* START TASK INPUTS *

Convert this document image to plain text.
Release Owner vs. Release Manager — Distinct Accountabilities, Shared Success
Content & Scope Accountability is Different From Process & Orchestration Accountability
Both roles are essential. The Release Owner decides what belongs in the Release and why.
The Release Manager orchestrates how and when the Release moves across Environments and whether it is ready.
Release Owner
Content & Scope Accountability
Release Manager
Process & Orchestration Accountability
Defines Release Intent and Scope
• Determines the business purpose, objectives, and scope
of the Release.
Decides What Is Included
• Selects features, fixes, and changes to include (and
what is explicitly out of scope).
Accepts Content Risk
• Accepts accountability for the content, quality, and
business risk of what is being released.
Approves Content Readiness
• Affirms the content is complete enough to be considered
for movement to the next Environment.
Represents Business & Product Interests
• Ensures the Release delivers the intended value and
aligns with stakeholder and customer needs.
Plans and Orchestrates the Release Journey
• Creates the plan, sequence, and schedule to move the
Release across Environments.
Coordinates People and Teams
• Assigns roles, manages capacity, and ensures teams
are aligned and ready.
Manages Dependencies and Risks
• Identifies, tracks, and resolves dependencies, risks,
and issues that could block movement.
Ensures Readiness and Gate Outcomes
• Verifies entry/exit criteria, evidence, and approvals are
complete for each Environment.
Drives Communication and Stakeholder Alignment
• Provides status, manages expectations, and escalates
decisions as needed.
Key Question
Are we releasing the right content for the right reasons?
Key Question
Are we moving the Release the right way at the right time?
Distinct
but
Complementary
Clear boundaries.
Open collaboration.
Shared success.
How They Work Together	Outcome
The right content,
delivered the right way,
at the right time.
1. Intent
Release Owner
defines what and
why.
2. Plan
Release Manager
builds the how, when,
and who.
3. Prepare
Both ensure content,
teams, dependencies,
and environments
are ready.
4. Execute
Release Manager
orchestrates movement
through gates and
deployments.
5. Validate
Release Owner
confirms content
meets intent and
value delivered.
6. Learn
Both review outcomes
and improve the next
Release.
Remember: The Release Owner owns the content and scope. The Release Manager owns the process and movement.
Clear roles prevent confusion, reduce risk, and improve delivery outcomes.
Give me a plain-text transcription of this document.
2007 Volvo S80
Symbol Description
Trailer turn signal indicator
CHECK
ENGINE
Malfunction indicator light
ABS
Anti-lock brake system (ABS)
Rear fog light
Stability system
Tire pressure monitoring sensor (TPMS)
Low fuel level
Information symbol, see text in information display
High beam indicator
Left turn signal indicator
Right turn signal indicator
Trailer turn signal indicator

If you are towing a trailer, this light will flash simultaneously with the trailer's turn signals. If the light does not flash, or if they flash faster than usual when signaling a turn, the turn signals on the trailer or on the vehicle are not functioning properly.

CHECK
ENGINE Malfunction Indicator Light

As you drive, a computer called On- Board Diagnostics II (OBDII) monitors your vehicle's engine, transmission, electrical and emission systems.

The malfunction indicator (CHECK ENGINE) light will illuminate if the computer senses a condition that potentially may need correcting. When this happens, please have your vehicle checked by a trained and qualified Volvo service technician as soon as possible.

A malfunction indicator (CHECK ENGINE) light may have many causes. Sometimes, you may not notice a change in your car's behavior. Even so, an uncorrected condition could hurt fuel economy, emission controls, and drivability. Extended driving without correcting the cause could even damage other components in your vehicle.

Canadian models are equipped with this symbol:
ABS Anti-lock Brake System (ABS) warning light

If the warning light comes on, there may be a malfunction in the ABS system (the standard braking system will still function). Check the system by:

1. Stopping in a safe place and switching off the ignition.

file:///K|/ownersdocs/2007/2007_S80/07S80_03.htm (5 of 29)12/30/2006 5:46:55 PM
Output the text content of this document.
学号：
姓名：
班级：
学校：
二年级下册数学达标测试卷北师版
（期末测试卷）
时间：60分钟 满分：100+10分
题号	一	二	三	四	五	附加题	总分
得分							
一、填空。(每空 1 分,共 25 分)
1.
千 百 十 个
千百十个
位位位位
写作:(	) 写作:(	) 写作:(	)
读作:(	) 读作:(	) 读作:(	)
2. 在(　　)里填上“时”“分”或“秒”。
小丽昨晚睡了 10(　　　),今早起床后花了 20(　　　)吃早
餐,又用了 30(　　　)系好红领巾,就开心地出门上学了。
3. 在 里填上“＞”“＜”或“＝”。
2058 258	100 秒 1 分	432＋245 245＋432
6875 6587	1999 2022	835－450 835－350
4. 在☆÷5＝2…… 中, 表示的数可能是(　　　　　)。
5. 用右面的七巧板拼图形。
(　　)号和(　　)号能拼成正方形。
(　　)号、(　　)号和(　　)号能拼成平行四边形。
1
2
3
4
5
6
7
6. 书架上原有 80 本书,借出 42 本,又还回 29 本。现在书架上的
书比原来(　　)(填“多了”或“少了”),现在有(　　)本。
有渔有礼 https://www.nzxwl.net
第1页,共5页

* END TASK INPUTS *

EXERCISE DIRECTIONS
For each line of the listing that holds the word "movement", show that line.

WRITTEN REPLY
for movement to the next Environment.
and issues that could block movement.
orchestrates movement
Remember: The Release Owner owns the content and scope. The Release Manager owns the process and movement.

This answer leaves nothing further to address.